* Work to complete:
Wherever "type" appears in a line, list that line.

* Records for the exercise:
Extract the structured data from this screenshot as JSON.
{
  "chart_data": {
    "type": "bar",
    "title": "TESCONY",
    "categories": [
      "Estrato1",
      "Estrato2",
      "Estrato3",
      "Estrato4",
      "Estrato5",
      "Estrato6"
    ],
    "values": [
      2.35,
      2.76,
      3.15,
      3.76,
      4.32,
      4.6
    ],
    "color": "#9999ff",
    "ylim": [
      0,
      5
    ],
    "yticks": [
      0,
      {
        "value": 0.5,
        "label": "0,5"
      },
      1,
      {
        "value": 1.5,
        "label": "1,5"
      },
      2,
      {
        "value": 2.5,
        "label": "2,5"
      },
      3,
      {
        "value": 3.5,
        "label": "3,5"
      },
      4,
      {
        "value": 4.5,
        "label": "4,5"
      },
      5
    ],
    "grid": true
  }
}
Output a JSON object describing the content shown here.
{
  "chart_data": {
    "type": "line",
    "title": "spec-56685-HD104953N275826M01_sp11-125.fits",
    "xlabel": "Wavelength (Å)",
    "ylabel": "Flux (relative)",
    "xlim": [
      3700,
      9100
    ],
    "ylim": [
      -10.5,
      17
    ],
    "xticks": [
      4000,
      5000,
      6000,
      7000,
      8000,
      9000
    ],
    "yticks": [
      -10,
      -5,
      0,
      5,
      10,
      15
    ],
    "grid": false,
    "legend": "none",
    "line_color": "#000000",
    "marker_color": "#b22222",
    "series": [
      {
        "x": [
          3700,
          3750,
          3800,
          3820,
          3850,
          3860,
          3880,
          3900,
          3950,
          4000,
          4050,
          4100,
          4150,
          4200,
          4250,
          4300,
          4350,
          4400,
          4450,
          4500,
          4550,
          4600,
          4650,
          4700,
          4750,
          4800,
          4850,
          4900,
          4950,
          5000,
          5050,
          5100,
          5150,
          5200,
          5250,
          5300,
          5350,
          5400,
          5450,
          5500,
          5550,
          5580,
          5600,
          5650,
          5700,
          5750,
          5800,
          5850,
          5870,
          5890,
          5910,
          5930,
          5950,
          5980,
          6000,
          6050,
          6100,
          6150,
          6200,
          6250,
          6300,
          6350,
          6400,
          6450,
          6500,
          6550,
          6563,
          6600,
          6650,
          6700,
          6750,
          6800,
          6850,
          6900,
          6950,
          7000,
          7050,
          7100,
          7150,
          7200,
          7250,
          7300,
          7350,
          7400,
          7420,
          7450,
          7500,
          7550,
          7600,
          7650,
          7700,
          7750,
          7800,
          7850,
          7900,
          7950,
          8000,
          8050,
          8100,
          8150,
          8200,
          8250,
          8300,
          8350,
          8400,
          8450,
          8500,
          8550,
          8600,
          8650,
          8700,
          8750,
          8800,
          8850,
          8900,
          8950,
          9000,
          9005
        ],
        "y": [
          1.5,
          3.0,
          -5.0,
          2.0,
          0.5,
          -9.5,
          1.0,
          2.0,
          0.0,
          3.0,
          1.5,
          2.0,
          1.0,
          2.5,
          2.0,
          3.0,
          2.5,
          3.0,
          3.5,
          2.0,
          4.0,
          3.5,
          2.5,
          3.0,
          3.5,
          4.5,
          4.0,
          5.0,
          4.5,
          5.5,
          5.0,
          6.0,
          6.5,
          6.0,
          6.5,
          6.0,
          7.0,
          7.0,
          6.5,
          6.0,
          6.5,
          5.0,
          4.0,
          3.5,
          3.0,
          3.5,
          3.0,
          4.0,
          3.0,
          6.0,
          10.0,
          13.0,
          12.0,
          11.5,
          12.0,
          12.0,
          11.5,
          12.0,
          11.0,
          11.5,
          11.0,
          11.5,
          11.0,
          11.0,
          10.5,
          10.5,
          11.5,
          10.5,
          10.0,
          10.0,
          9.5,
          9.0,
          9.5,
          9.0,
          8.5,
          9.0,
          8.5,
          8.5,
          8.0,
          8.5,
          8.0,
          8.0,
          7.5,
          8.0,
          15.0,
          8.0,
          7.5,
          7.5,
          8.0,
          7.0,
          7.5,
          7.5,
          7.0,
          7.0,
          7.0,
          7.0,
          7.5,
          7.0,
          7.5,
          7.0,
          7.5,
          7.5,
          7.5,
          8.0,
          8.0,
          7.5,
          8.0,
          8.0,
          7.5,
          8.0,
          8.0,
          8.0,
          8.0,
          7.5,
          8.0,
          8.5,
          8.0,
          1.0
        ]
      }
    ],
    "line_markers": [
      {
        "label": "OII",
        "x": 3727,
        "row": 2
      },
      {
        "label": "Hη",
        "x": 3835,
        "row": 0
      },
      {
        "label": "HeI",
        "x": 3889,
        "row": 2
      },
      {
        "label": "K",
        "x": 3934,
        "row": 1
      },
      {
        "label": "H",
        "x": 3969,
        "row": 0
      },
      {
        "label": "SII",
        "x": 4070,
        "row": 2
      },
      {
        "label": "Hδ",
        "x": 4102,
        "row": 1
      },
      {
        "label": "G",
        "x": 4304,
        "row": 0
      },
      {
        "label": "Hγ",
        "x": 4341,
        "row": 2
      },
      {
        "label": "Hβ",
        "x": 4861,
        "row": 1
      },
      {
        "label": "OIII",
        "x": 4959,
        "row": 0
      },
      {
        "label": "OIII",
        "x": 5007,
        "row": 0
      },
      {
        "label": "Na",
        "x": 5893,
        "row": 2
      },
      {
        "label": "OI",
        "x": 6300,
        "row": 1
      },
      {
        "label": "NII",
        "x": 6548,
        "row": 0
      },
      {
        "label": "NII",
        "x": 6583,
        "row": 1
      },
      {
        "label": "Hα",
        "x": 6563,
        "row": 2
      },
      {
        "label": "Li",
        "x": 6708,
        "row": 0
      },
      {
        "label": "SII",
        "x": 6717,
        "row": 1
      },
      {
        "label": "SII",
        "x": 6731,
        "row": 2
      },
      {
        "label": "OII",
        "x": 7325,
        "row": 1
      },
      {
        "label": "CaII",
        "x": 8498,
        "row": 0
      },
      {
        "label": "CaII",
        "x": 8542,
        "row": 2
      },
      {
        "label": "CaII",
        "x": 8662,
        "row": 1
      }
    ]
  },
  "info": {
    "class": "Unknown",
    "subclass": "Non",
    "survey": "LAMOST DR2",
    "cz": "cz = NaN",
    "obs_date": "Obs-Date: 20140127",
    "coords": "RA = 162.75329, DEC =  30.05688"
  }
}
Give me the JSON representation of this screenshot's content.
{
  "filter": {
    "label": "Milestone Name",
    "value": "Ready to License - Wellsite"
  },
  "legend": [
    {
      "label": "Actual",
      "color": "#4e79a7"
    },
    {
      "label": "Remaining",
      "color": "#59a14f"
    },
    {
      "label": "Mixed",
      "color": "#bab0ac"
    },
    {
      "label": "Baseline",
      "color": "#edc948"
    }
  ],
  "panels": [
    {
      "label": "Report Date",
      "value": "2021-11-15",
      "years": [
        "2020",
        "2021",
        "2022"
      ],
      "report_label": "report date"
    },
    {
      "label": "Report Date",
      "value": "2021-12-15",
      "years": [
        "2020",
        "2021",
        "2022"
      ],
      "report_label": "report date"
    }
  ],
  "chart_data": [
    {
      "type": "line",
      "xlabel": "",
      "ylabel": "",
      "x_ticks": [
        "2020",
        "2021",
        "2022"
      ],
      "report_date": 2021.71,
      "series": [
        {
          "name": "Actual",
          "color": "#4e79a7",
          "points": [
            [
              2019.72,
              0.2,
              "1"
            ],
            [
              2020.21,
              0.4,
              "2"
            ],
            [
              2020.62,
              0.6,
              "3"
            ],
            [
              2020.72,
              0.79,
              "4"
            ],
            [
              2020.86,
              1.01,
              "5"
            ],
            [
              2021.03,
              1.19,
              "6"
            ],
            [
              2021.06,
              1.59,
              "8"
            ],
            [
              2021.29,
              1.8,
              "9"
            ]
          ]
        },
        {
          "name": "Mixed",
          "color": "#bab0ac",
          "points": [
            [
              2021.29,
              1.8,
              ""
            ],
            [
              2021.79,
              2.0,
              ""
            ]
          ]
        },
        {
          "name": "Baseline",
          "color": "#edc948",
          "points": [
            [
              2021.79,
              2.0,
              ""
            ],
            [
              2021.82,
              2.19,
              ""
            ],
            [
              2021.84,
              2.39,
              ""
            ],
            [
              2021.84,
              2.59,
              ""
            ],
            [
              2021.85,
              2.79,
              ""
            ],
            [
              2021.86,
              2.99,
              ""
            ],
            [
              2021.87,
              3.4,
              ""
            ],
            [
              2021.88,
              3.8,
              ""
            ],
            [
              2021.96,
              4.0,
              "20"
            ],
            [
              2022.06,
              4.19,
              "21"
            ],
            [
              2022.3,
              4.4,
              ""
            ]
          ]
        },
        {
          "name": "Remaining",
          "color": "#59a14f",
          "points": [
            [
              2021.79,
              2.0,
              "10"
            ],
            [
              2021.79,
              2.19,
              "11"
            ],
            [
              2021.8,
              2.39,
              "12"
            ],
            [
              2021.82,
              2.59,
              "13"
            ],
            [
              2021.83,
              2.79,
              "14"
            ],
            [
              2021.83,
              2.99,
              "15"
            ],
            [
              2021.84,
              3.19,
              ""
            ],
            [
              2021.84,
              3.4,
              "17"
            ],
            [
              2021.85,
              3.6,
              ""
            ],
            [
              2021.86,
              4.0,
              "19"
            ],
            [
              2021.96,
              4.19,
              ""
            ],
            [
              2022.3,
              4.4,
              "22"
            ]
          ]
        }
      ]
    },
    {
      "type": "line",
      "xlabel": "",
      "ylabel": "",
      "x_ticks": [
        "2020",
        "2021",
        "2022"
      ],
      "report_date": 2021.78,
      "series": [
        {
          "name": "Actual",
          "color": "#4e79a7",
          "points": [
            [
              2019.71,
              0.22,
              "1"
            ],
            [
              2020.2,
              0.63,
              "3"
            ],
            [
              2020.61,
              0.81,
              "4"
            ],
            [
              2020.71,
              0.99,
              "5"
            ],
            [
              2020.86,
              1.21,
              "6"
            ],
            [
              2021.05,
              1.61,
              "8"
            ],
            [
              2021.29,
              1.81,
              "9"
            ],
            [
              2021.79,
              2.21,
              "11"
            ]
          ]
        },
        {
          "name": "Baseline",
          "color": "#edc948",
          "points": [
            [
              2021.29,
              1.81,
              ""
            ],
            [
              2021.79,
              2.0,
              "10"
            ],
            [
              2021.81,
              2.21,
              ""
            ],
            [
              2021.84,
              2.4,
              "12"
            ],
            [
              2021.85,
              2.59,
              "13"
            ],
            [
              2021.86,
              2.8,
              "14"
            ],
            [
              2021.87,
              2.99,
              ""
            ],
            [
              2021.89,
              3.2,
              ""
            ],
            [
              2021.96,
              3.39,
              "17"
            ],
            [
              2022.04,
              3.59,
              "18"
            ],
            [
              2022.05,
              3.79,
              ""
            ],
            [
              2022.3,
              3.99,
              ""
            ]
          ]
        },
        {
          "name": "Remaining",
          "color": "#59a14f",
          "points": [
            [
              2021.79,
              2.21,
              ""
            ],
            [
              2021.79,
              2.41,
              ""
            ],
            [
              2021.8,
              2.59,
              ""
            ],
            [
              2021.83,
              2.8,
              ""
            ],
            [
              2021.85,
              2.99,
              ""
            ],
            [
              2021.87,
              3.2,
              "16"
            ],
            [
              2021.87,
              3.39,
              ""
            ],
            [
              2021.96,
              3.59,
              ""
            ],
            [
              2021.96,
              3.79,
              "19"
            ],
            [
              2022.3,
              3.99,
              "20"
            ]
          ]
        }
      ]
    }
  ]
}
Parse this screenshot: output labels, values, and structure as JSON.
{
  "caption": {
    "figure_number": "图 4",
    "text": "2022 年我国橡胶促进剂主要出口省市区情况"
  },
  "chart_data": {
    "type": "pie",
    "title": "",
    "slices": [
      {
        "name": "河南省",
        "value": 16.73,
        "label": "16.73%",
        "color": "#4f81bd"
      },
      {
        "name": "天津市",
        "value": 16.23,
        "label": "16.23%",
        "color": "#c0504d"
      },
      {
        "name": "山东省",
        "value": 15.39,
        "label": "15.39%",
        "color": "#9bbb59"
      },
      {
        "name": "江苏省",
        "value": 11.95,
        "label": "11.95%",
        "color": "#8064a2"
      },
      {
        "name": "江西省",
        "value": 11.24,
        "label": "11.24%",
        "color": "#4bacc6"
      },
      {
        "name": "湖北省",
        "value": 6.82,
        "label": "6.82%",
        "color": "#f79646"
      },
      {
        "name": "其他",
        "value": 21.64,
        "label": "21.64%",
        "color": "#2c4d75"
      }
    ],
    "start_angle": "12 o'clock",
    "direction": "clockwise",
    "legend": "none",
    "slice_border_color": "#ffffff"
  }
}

* Written solution:
    "type": "bar",
    "type": "line",
      "type": "line",
      "type": "line",
    "type": "pie",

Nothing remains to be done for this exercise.